- What you should do
Give every entry again, unchanged, and leave its images out.

- Information shown

================================

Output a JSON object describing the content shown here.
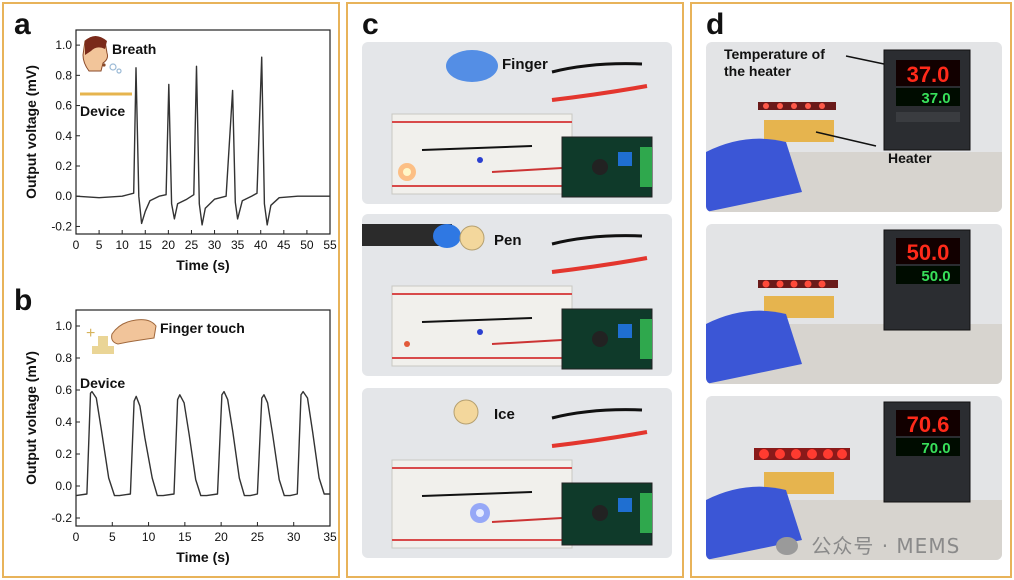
{
  "panels": {
    "a": {
      "label": "a"
    },
    "b": {
      "label": "b"
    },
    "c": {
      "label": "c"
    },
    "d": {
      "label": "d"
    }
  },
  "chart_data": [
    {
      "type": "line",
      "panel": "a",
      "xlabel": "Time (s)",
      "ylabel": "Output voltage (mV)",
      "xlim": [
        0,
        55
      ],
      "ylim": [
        -0.25,
        1.1
      ],
      "xticks": [
        0,
        5,
        10,
        15,
        20,
        25,
        30,
        35,
        40,
        45,
        50,
        55
      ],
      "yticks": [
        -0.2,
        0.0,
        0.2,
        0.4,
        0.6,
        0.8,
        1.0
      ],
      "grid": false,
      "annotations": [
        "Breath",
        "Device"
      ],
      "series": [
        {
          "x": [
            0,
            5,
            10,
            12.5,
            13.0,
            13.6,
            14.2,
            15.0,
            16,
            18,
            19.5,
            20.1,
            20.7,
            21.3,
            22,
            24,
            25.5,
            26.1,
            26.7,
            27.3,
            28,
            30,
            32.5,
            33.9,
            34.5,
            35.0,
            36,
            38,
            39.2,
            40.2,
            40.8,
            41.4,
            42.2,
            44,
            48,
            52,
            55
          ],
          "y": [
            0.0,
            -0.01,
            0.0,
            0.02,
            0.85,
            0.0,
            -0.18,
            -0.1,
            -0.03,
            0.0,
            0.01,
            0.74,
            -0.05,
            -0.15,
            -0.05,
            -0.02,
            0.01,
            0.86,
            -0.05,
            -0.19,
            -0.08,
            -0.02,
            0.0,
            0.7,
            -0.04,
            -0.15,
            -0.03,
            0.0,
            0.02,
            0.92,
            -0.05,
            -0.19,
            -0.06,
            -0.01,
            0.0,
            0.0,
            0.0
          ]
        }
      ]
    },
    {
      "type": "line",
      "panel": "b",
      "xlabel": "Time (s)",
      "ylabel": "Output voltage (mV)",
      "xlim": [
        0,
        35
      ],
      "ylim": [
        -0.25,
        1.1
      ],
      "xticks": [
        0,
        5,
        10,
        15,
        20,
        25,
        30,
        35
      ],
      "yticks": [
        -0.2,
        0.0,
        0.2,
        0.4,
        0.6,
        0.8,
        1.0
      ],
      "grid": false,
      "annotations": [
        "Finger touch",
        "Device"
      ],
      "series": [
        {
          "x": [
            0,
            1.5,
            2.0,
            2.2,
            2.8,
            3.5,
            4.5,
            5.3,
            6.0,
            7.5,
            8.0,
            8.3,
            8.8,
            9.5,
            10.5,
            11.2,
            12.0,
            13.5,
            14.0,
            14.3,
            14.9,
            15.6,
            16.5,
            17.2,
            18.0,
            19.5,
            20.1,
            20.4,
            20.9,
            21.6,
            22.5,
            23.2,
            24.0,
            25.0,
            25.6,
            25.9,
            26.4,
            27.1,
            28.0,
            28.7,
            29.5,
            30.5,
            31.0,
            31.3,
            31.9,
            32.6,
            33.5,
            34.2,
            35.0
          ],
          "y": [
            -0.06,
            -0.05,
            0.58,
            0.59,
            0.55,
            0.35,
            0.05,
            -0.06,
            -0.06,
            -0.05,
            0.53,
            0.56,
            0.5,
            0.3,
            0.05,
            -0.06,
            -0.06,
            -0.05,
            0.54,
            0.57,
            0.52,
            0.32,
            0.04,
            -0.06,
            -0.06,
            -0.05,
            0.57,
            0.59,
            0.54,
            0.34,
            0.05,
            -0.06,
            -0.06,
            -0.05,
            0.55,
            0.57,
            0.52,
            0.32,
            0.04,
            -0.06,
            -0.06,
            -0.05,
            0.57,
            0.59,
            0.55,
            0.34,
            0.05,
            -0.05,
            -0.05
          ]
        }
      ]
    }
  ],
  "panel_c": {
    "captions": [
      "Finger",
      "Pen",
      "Ice"
    ]
  },
  "panel_d": {
    "callout_temperature": "Temperature of\nthe heater",
    "callout_heater": "Heater",
    "readouts": [
      {
        "pv": "37.0",
        "sv": "37.0"
      },
      {
        "pv": "50.0",
        "sv": "50.0"
      },
      {
        "pv": "70.6",
        "sv": "70.0"
      }
    ]
  },
  "watermark": {
    "text": "公众号 · MEMS"
  },
  "colors": {
    "border": "#e8b35a",
    "line": "#333333",
    "led_red": "#ff3b30",
    "led_blue": "#3c5bff",
    "display_red": "#ff2a1a",
    "display_green": "#38e05a"
  }
}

================================

- Exercise solution
Output a JSON object describing the content shown here.
{
  "panels": {
    "a": {
      "label": "a"
    },
    "b": {
      "label": "b"
    },
    "c": {
      "label": "c"
    },
    "d": {
      "label": "d"
    }
  },
  "chart_data": [
    {
      "type": "line",
      "panel": "a",
      "xlabel": "Time (s)",
      "ylabel": "Output voltage (mV)",
      "xlim": [
        0,
        55
      ],
      "ylim": [
        -0.25,
        1.1
      ],
      "xticks": [
        0,
        5,
        10,
        15,
        20,
        25,
        30,
        35,
        40,
        45,
        50,
        55
      ],
      "yticks": [
        -0.2,
        0.0,
        0.2,
        0.4,
        0.6,
        0.8,
        1.0
      ],
      "grid": false,
      "annotations": [
        "Breath",
        "Device"
      ],
      "series": [
        {
          "x": [
            0,
            5,
            10,
            12.5,
            13.0,
            13.6,
            14.2,
            15.0,
            16,
            18,
            19.5,
            20.1,
            20.7,
            21.3,
            22,
            24,
            25.5,
            26.1,
            26.7,
            27.3,
            28,
            30,
            32.5,
            33.9,
            34.5,
            35.0,
            36,
            38,
            39.2,
            40.2,
            40.8,
            41.4,
            42.2,
            44,
            48,
            52,
            55
          ],
          "y": [
            0.0,
            -0.01,
            0.0,
            0.02,
            0.85,
            0.0,
            -0.18,
            -0.1,
            -0.03,
            0.0,
            0.01,
            0.74,
            -0.05,
            -0.15,
            -0.05,
            -0.02,
            0.01,
            0.86,
            -0.05,
            -0.19,
            -0.08,
            -0.02,
            0.0,
            0.7,
            -0.04,
            -0.15,
            -0.03,
            0.0,
            0.02,
            0.92,
            -0.05,
            -0.19,
            -0.06,
            -0.01,
            0.0,
            0.0,
            0.0
          ]
        }
      ]
    },
    {
      "type": "line",
      "panel": "b",
      "xlabel": "Time (s)",
      "ylabel": "Output voltage (mV)",
      "xlim": [
        0,
        35
      ],
      "ylim": [
        -0.25,
        1.1
      ],
      "xticks": [
        0,
        5,
        10,
        15,
        20,
        25,
        30,
        35
      ],
      "yticks": [
        -0.2,
        0.0,
        0.2,
        0.4,
        0.6,
        0.8,
        1.0
      ],
      "grid": false,
      "annotations": [
        "Finger touch",
        "Device"
      ],
      "series": [
        {
          "x": [
            0,
            1.5,
            2.0,
            2.2,
            2.8,
            3.5,
            4.5,
            5.3,
            6.0,
            7.5,
            8.0,
            8.3,
            8.8,
            9.5,
            10.5,
            11.2,
            12.0,
            13.5,
            14.0,
            14.3,
            14.9,
            15.6,
            16.5,
            17.2,
            18.0,
            19.5,
            20.1,
            20.4,
            20.9,
            21.6,
            22.5,
            23.2,
            24.0,
            25.0,
            25.6,
            25.9,
            26.4,
            27.1,
            28.0,
            28.7,
            29.5,
            30.5,
            31.0,
            31.3,
            31.9,
            32.6,
            33.5,
            34.2,
            35.0
          ],
          "y": [
            -0.06,
            -0.05,
            0.58,
            0.59,
            0.55,
            0.35,
            0.05,
            -0.06,
            -0.06,
            -0.05,
            0.53,
            0.56,
            0.5,
            0.3,
            0.05,
            -0.06,
            -0.06,
            -0.05,
            0.54,
            0.57,
            0.52,
            0.32,
            0.04,
            -0.06,
            -0.06,
            -0.05,
            0.57,
            0.59,
            0.54,
            0.34,
            0.05,
            -0.06,
            -0.06,
            -0.05,
            0.55,
            0.57,
            0.52,
            0.32,
            0.04,
            -0.06,
            -0.06,
            -0.05,
            0.57,
            0.59,
            0.55,
            0.34,
            0.05,
            -0.05,
            -0.05
          ]
        }
      ]
    }
  ],
  "panel_c": {
    "captions": [
      "Finger",
      "Pen",
      "Ice"
    ]
  },
  "panel_d": {
    "callout_temperature": "Temperature of\nthe heater",
    "callout_heater": "Heater",
    "readouts": [
      {
        "pv": "37.0",
        "sv": "37.0"
      },
      {
        "pv": "50.0",
        "sv": "50.0"
      },
      {
        "pv": "70.6",
        "sv": "70.0"
      }
    ]
  },
  "watermark": {
    "text": "公众号 · MEMS"
  },
  "colors": {
    "border": "#e8b35a",
    "line": "#333333",
    "led_red": "#ff3b30",
    "led_blue": "#3c5bff",
    "display_red": "#ff2a1a",
    "display_green": "#38e05a"
  }
}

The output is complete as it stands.